PROBLEM DETAILS → Collect each line holding the string "nhất".

______

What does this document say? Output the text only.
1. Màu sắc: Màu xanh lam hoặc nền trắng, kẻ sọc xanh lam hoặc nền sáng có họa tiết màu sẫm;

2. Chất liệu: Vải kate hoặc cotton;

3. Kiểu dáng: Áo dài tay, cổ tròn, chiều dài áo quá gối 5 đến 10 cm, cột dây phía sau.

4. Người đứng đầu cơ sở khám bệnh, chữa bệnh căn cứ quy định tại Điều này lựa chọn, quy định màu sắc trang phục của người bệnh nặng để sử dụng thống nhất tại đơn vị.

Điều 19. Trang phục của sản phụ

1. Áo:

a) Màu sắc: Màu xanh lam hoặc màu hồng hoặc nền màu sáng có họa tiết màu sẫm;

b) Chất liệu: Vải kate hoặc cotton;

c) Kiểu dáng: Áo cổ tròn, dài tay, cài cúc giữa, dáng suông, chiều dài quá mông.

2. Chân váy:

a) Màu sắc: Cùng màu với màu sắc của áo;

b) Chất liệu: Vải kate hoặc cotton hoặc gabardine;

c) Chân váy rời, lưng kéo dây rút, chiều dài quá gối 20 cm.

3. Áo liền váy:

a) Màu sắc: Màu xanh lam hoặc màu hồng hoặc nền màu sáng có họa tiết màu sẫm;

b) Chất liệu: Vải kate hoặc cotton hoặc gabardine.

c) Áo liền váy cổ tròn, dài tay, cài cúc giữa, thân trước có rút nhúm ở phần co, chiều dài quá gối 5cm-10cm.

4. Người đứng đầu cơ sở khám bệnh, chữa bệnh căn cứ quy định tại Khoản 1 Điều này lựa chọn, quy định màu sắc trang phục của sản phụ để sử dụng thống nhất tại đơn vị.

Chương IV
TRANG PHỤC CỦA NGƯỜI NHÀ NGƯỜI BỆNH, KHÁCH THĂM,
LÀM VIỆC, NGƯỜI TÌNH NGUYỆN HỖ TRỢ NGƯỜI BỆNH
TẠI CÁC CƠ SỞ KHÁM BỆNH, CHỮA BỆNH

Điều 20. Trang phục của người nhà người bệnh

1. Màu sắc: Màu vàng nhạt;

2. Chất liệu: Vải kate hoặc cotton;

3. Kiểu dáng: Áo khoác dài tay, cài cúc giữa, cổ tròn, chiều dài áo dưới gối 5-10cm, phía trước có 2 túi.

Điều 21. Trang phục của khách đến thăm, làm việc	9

______

SOLUTION TO THIS TASK →
4. Người đứng đầu cơ sở khám bệnh, chữa bệnh căn cứ quy định tại Điều này lựa chọn, quy định màu sắc trang phục của người bệnh nặng để sử dụng thống nhất tại đơn vị.
4. Người đứng đầu cơ sở khám bệnh, chữa bệnh căn cứ quy định tại Khoản 1 Điều này lựa chọn, quy định màu sắc trang phục của sản phụ để sử dụng thống nhất tại đơn vị.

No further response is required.